> _Stated exercise_
Each line below should be quoted exactly, please.

===============

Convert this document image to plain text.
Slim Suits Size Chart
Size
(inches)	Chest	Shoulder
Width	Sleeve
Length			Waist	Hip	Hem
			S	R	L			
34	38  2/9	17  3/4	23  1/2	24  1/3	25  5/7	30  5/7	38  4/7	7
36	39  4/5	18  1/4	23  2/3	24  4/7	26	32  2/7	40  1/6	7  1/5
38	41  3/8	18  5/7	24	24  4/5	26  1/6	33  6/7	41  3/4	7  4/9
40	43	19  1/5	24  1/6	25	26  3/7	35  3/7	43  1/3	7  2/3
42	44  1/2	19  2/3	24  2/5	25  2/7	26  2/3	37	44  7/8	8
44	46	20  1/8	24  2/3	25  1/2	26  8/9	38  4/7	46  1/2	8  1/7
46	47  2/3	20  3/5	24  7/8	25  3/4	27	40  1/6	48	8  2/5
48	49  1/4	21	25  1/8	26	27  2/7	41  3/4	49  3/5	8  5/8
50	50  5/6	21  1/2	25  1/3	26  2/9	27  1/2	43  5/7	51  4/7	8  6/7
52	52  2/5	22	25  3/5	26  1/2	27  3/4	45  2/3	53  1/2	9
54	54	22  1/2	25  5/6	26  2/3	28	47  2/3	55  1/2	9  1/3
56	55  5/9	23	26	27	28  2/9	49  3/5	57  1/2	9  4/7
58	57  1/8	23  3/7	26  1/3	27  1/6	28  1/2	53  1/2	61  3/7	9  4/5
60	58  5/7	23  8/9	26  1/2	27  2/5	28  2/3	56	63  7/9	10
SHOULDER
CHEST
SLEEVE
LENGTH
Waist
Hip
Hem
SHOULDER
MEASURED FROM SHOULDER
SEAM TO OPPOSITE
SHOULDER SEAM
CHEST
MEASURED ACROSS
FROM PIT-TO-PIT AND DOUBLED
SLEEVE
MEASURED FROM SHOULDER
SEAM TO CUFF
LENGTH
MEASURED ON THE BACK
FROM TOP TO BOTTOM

===============

> _Answer to the exercise_
Convert this document image to plain text.
Slim Suits Size Chart
Size
(inches)	Chest	Shoulder
Width	Sleeve
Length			Waist	Hip	Hem
			S	R	L			
34	38  2/9	17  3/4	23  1/2	24  1/3	25  5/7	30  5/7	38  4/7	7
36	39  4/5	18  1/4	23  2/3	24  4/7	26	32  2/7	40  1/6	7  1/5
38	41  3/8	18  5/7	24	24  4/5	26  1/6	33  6/7	41  3/4	7  4/9
40	43	19  1/5	24  1/6	25	26  3/7	35  3/7	43  1/3	7  2/3
42	44  1/2	19  2/3	24  2/5	25  2/7	26  2/3	37	44  7/8	8
44	46	20  1/8	24  2/3	25  1/2	26  8/9	38  4/7	46  1/2	8  1/7
46	47  2/3	20  3/5	24  7/8	25  3/4	27	40  1/6	48	8  2/5
48	49  1/4	21	25  1/8	26	27  2/7	41  3/4	49  3/5	8  5/8
50	50  5/6	21  1/2	25  1/3	26  2/9	27  1/2	43  5/7	51  4/7	8  6/7
52	52  2/5	22	25  3/5	26  1/2	27  3/4	45  2/3	53  1/2	9
54	54	22  1/2	25  5/6	26  2/3	28	47  2/3	55  1/2	9  1/3
56	55  5/9	23	26	27	28  2/9	49  3/5	57  1/2	9  4/7
58	57  1/8	23  3/7	26  1/3	27  1/6	28  1/2	53  1/2	61  3/7	9  4/5
60	58  5/7	23  8/9	26  1/2	27  2/5	28  2/3	56	63  7/9	10
SHOULDER
CHEST
SLEEVE
LENGTH
Waist
Hip
Hem
SHOULDER
MEASURED FROM SHOULDER
SEAM TO OPPOSITE
SHOULDER SEAM
CHEST
MEASURED ACROSS
FROM PIT-TO-PIT AND DOUBLED
SLEEVE
MEASURED FROM SHOULDER
SEAM TO CUFF
LENGTH
MEASURED ON THE BACK
FROM TOP TO BOTTOM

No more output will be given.